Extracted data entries
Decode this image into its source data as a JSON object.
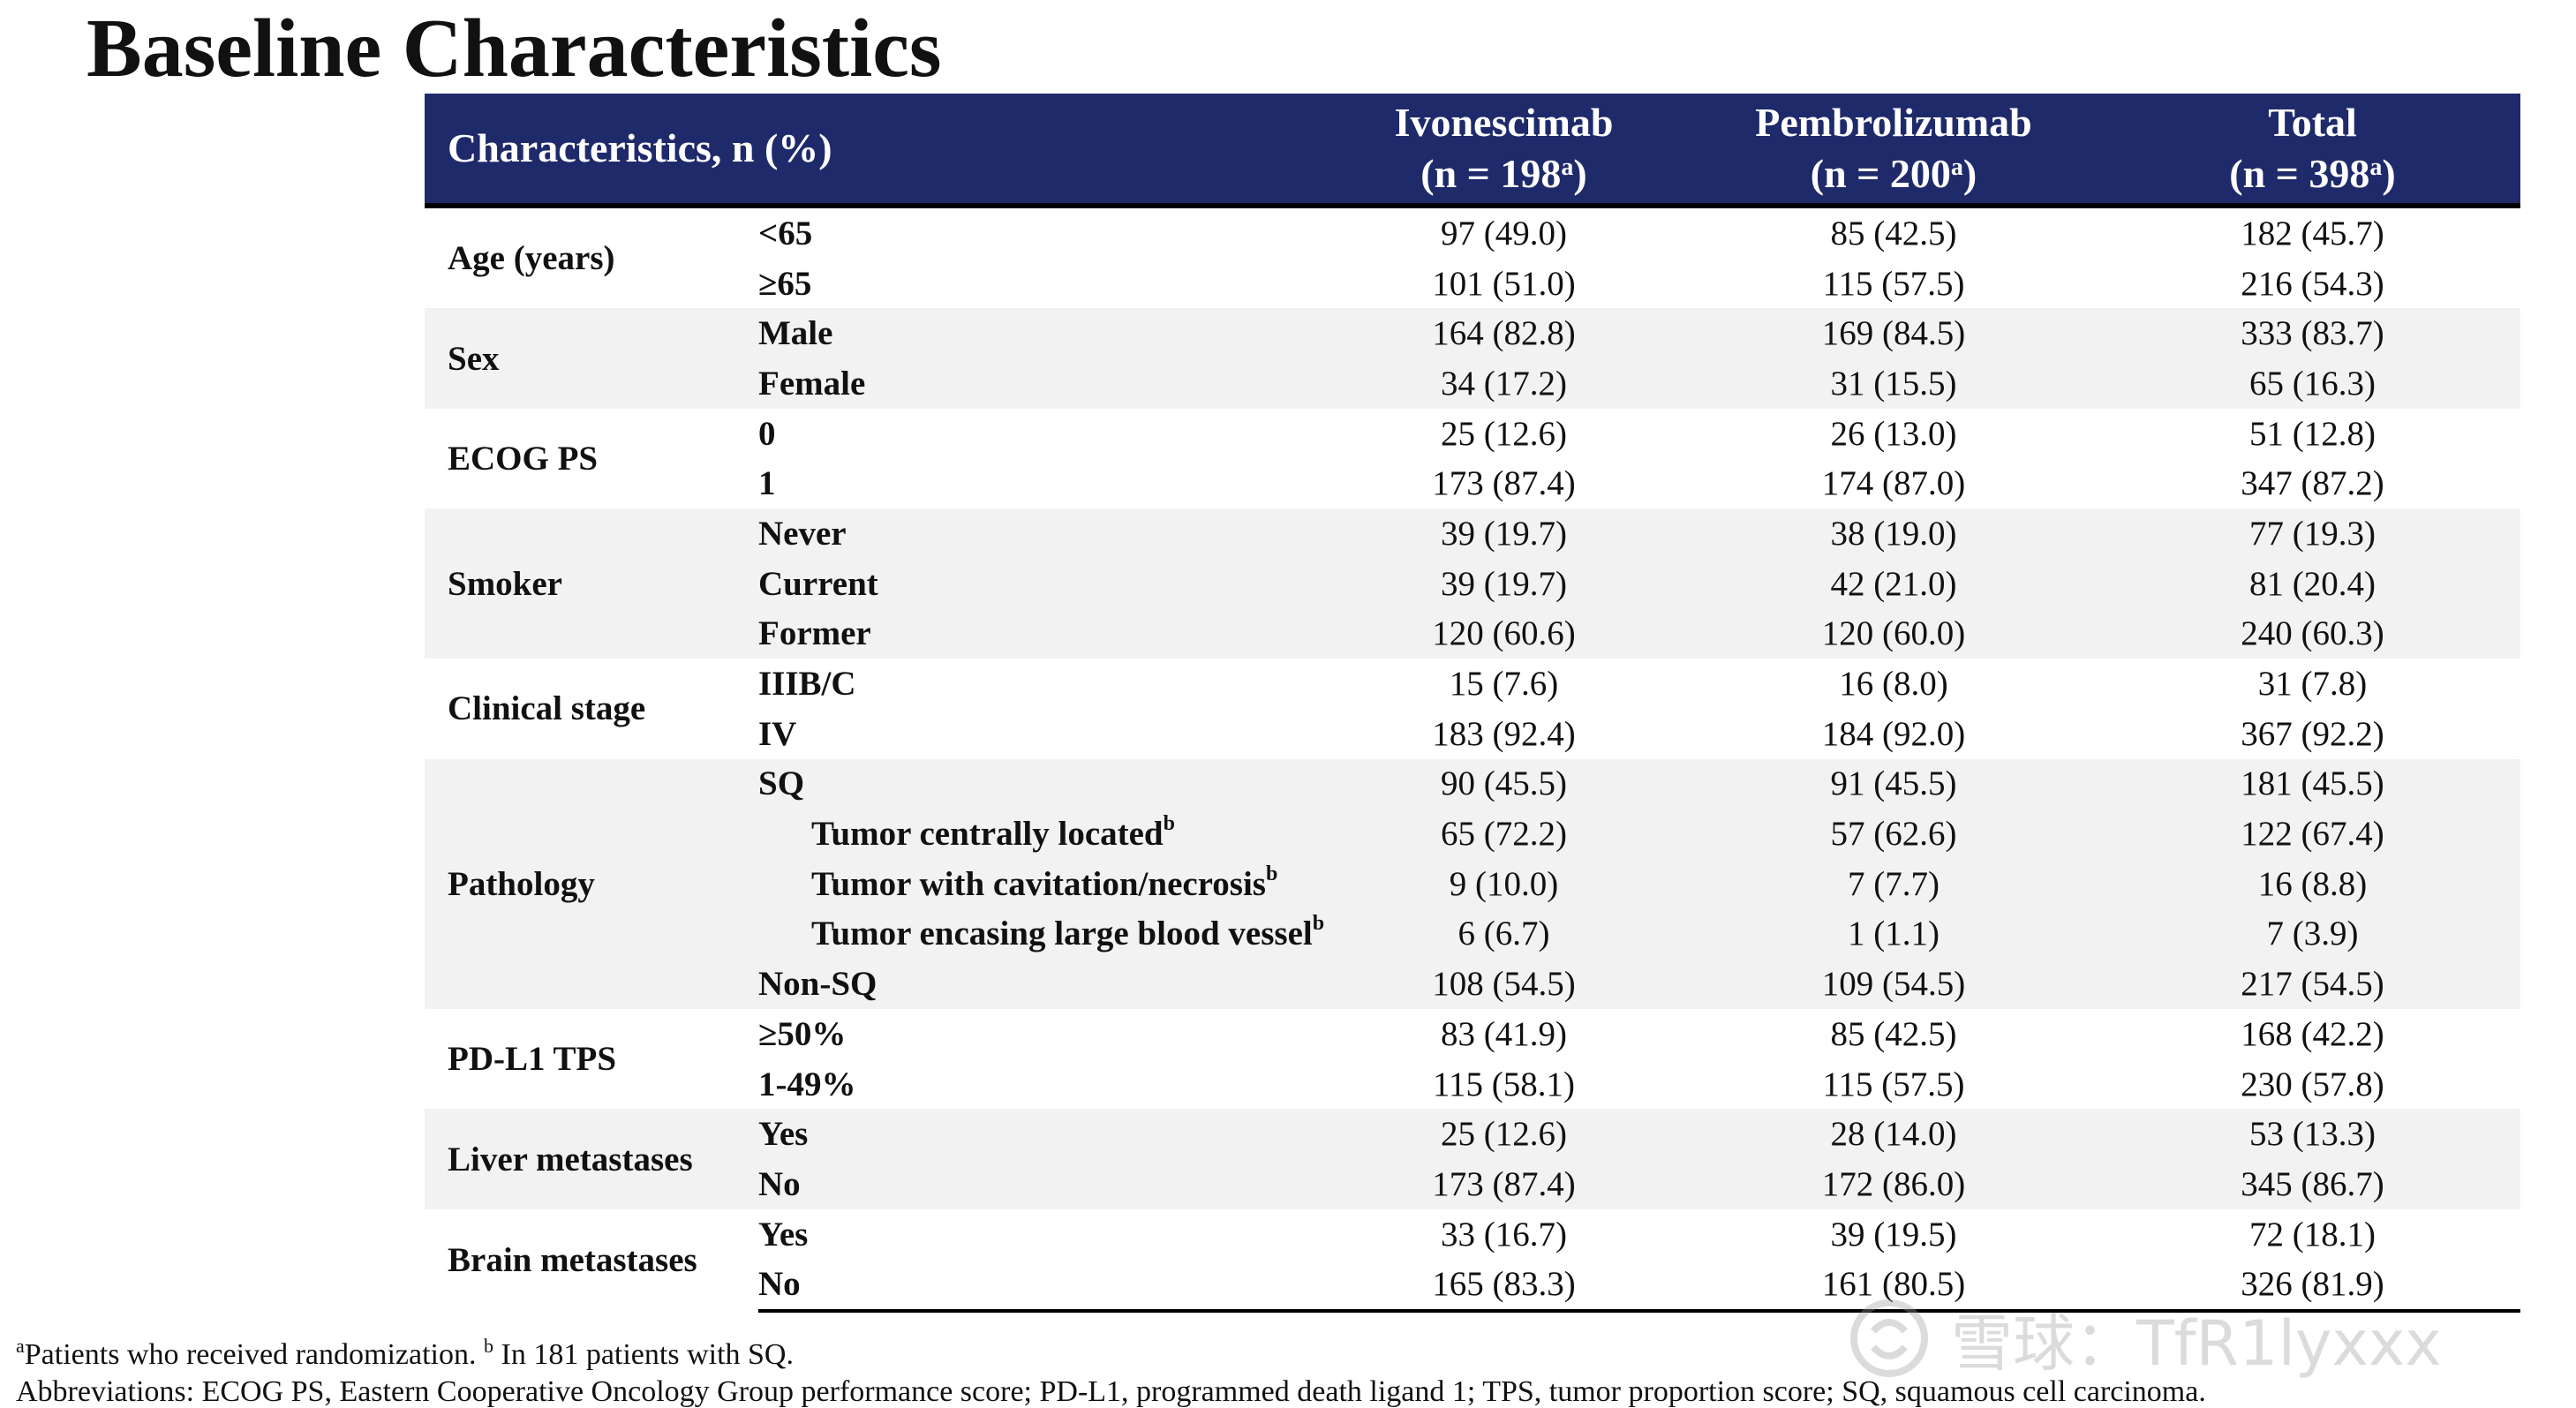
{
  "title": "Baseline Characteristics",
  "colors": {
    "header_bg": "#1f2a6b",
    "band_bg": "#f2f2f2"
  },
  "header": {
    "characteristics": "Characteristics, n (%)",
    "cols": [
      {
        "name": "Ivonescimab",
        "n_pre": "(n = 198",
        "sup": "a",
        "n_post": ")"
      },
      {
        "name": "Pembrolizumab",
        "n_pre": "(n = 200",
        "sup": "a",
        "n_post": ")"
      },
      {
        "name": "Total",
        "n_pre": "(n = 398",
        "sup": "a",
        "n_post": ")"
      }
    ]
  },
  "groups": [
    {
      "label": "Age (years)",
      "rows": [
        {
          "sub": "<65",
          "ivo": "97 (49.0)",
          "pem": "85 (42.5)",
          "tot": "182 (45.7)"
        },
        {
          "sub": "≥65",
          "ivo": "101 (51.0)",
          "pem": "115 (57.5)",
          "tot": "216 (54.3)"
        }
      ]
    },
    {
      "label": "Sex",
      "rows": [
        {
          "sub": "Male",
          "ivo": "164 (82.8)",
          "pem": "169 (84.5)",
          "tot": "333 (83.7)"
        },
        {
          "sub": "Female",
          "ivo": "34 (17.2)",
          "pem": "31 (15.5)",
          "tot": "65 (16.3)"
        }
      ]
    },
    {
      "label": "ECOG PS",
      "rows": [
        {
          "sub": "0",
          "ivo": "25 (12.6)",
          "pem": "26 (13.0)",
          "tot": "51 (12.8)"
        },
        {
          "sub": "1",
          "ivo": "173 (87.4)",
          "pem": "174 (87.0)",
          "tot": "347 (87.2)"
        }
      ]
    },
    {
      "label": "Smoker",
      "rows": [
        {
          "sub": "Never",
          "ivo": "39 (19.7)",
          "pem": "38 (19.0)",
          "tot": "77 (19.3)"
        },
        {
          "sub": "Current",
          "ivo": "39 (19.7)",
          "pem": "42 (21.0)",
          "tot": "81 (20.4)"
        },
        {
          "sub": "Former",
          "ivo": "120 (60.6)",
          "pem": "120 (60.0)",
          "tot": "240 (60.3)"
        }
      ]
    },
    {
      "label": "Clinical stage",
      "rows": [
        {
          "sub": "IIIB/C",
          "ivo": "15 (7.6)",
          "pem": "16 (8.0)",
          "tot": "31 (7.8)"
        },
        {
          "sub": "IV",
          "ivo": "183 (92.4)",
          "pem": "184 (92.0)",
          "tot": "367 (92.2)"
        }
      ]
    },
    {
      "label": "Pathology",
      "rows": [
        {
          "sub": "SQ",
          "ivo": "90 (45.5)",
          "pem": "91 (45.5)",
          "tot": "181 (45.5)"
        },
        {
          "sub": "Tumor centrally located",
          "sup": "b",
          "indent": true,
          "ivo": "65 (72.2)",
          "pem": "57 (62.6)",
          "tot": "122 (67.4)"
        },
        {
          "sub": "Tumor with cavitation/necrosis",
          "sup": "b",
          "indent": true,
          "ivo": "9 (10.0)",
          "pem": "7 (7.7)",
          "tot": "16 (8.8)"
        },
        {
          "sub": "Tumor encasing large blood vessel",
          "sup": "b",
          "indent": true,
          "ivo": "6 (6.7)",
          "pem": "1 (1.1)",
          "tot": "7 (3.9)"
        },
        {
          "sub": "Non-SQ",
          "ivo": "108 (54.5)",
          "pem": "109 (54.5)",
          "tot": "217 (54.5)"
        }
      ]
    },
    {
      "label": "PD-L1 TPS",
      "rows": [
        {
          "sub": "≥50%",
          "ivo": "83 (41.9)",
          "pem": "85 (42.5)",
          "tot": "168 (42.2)"
        },
        {
          "sub": "1-49%",
          "ivo": "115 (58.1)",
          "pem": "115 (57.5)",
          "tot": "230 (57.8)"
        }
      ]
    },
    {
      "label": "Liver metastases",
      "rows": [
        {
          "sub": "Yes",
          "ivo": "25 (12.6)",
          "pem": "28 (14.0)",
          "tot": "53 (13.3)"
        },
        {
          "sub": "No",
          "ivo": "173 (87.4)",
          "pem": "172 (86.0)",
          "tot": "345 (86.7)"
        }
      ]
    },
    {
      "label": "Brain metastases",
      "rows": [
        {
          "sub": "Yes",
          "ivo": "33 (16.7)",
          "pem": "39 (19.5)",
          "tot": "72 (18.1)"
        },
        {
          "sub": "No",
          "ivo": "165 (83.3)",
          "pem": "161 (80.5)",
          "tot": "326 (81.9)"
        }
      ]
    }
  ],
  "footnotes": {
    "a_marker": "a",
    "a_text": "Patients who received  randomization.",
    "b_marker": "b",
    "b_text": "In 181 patients with SQ.",
    "abbreviations": "Abbreviations: ECOG PS, Eastern Cooperative Oncology Group performance score; PD-L1, programmed death ligand 1; TPS, tumor proportion score; SQ, squamous cell carcinoma."
  },
  "watermark": {
    "text": "雪球：TfR1lyxxx",
    "icon": "snowball-logo-icon"
  }
}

_Task to complete_
Reproduce all of the records above exactly, but exclude the pictures.

_Completed exercise_
Decode this image into its source data as a JSON object.
{
  "title": "Baseline Characteristics",
  "colors": {
    "header_bg": "#1f2a6b",
    "band_bg": "#f2f2f2"
  },
  "header": {
    "characteristics": "Characteristics, n (%)",
    "cols": [
      {
        "name": "Ivonescimab",
        "n_pre": "(n = 198",
        "sup": "a",
        "n_post": ")"
      },
      {
        "name": "Pembrolizumab",
        "n_pre": "(n = 200",
        "sup": "a",
        "n_post": ")"
      },
      {
        "name": "Total",
        "n_pre": "(n = 398",
        "sup": "a",
        "n_post": ")"
      }
    ]
  },
  "groups": [
    {
      "label": "Age (years)",
      "rows": [
        {
          "sub": "<65",
          "ivo": "97 (49.0)",
          "pem": "85 (42.5)",
          "tot": "182 (45.7)"
        },
        {
          "sub": "≥65",
          "ivo": "101 (51.0)",
          "pem": "115 (57.5)",
          "tot": "216 (54.3)"
        }
      ]
    },
    {
      "label": "Sex",
      "rows": [
        {
          "sub": "Male",
          "ivo": "164 (82.8)",
          "pem": "169 (84.5)",
          "tot": "333 (83.7)"
        },
        {
          "sub": "Female",
          "ivo": "34 (17.2)",
          "pem": "31 (15.5)",
          "tot": "65 (16.3)"
        }
      ]
    },
    {
      "label": "ECOG PS",
      "rows": [
        {
          "sub": "0",
          "ivo": "25 (12.6)",
          "pem": "26 (13.0)",
          "tot": "51 (12.8)"
        },
        {
          "sub": "1",
          "ivo": "173 (87.4)",
          "pem": "174 (87.0)",
          "tot": "347 (87.2)"
        }
      ]
    },
    {
      "label": "Smoker",
      "rows": [
        {
          "sub": "Never",
          "ivo": "39 (19.7)",
          "pem": "38 (19.0)",
          "tot": "77 (19.3)"
        },
        {
          "sub": "Current",
          "ivo": "39 (19.7)",
          "pem": "42 (21.0)",
          "tot": "81 (20.4)"
        },
        {
          "sub": "Former",
          "ivo": "120 (60.6)",
          "pem": "120 (60.0)",
          "tot": "240 (60.3)"
        }
      ]
    },
    {
      "label": "Clinical stage",
      "rows": [
        {
          "sub": "IIIB/C",
          "ivo": "15 (7.6)",
          "pem": "16 (8.0)",
          "tot": "31 (7.8)"
        },
        {
          "sub": "IV",
          "ivo": "183 (92.4)",
          "pem": "184 (92.0)",
          "tot": "367 (92.2)"
        }
      ]
    },
    {
      "label": "Pathology",
      "rows": [
        {
          "sub": "SQ",
          "ivo": "90 (45.5)",
          "pem": "91 (45.5)",
          "tot": "181 (45.5)"
        },
        {
          "sub": "Tumor centrally located",
          "sup": "b",
          "indent": true,
          "ivo": "65 (72.2)",
          "pem": "57 (62.6)",
          "tot": "122 (67.4)"
        },
        {
          "sub": "Tumor with cavitation/necrosis",
          "sup": "b",
          "indent": true,
          "ivo": "9 (10.0)",
          "pem": "7 (7.7)",
          "tot": "16 (8.8)"
        },
        {
          "sub": "Tumor encasing large blood vessel",
          "sup": "b",
          "indent": true,
          "ivo": "6 (6.7)",
          "pem": "1 (1.1)",
          "tot": "7 (3.9)"
        },
        {
          "sub": "Non-SQ",
          "ivo": "108 (54.5)",
          "pem": "109 (54.5)",
          "tot": "217 (54.5)"
        }
      ]
    },
    {
      "label": "PD-L1 TPS",
      "rows": [
        {
          "sub": "≥50%",
          "ivo": "83 (41.9)",
          "pem": "85 (42.5)",
          "tot": "168 (42.2)"
        },
        {
          "sub": "1-49%",
          "ivo": "115 (58.1)",
          "pem": "115 (57.5)",
          "tot": "230 (57.8)"
        }
      ]
    },
    {
      "label": "Liver metastases",
      "rows": [
        {
          "sub": "Yes",
          "ivo": "25 (12.6)",
          "pem": "28 (14.0)",
          "tot": "53 (13.3)"
        },
        {
          "sub": "No",
          "ivo": "173 (87.4)",
          "pem": "172 (86.0)",
          "tot": "345 (86.7)"
        }
      ]
    },
    {
      "label": "Brain metastases",
      "rows": [
        {
          "sub": "Yes",
          "ivo": "33 (16.7)",
          "pem": "39 (19.5)",
          "tot": "72 (18.1)"
        },
        {
          "sub": "No",
          "ivo": "165 (83.3)",
          "pem": "161 (80.5)",
          "tot": "326 (81.9)"
        }
      ]
    }
  ],
  "footnotes": {
    "a_marker": "a",
    "a_text": "Patients who received  randomization.",
    "b_marker": "b",
    "b_text": "In 181 patients with SQ.",
    "abbreviations": "Abbreviations: ECOG PS, Eastern Cooperative Oncology Group performance score; PD-L1, programmed death ligand 1; TPS, tumor proportion score; SQ, squamous cell carcinoma."
  },
  "watermark": {
    "text": "雪球：TfR1lyxxx",
    "icon": "snowball-logo-icon"
  }
}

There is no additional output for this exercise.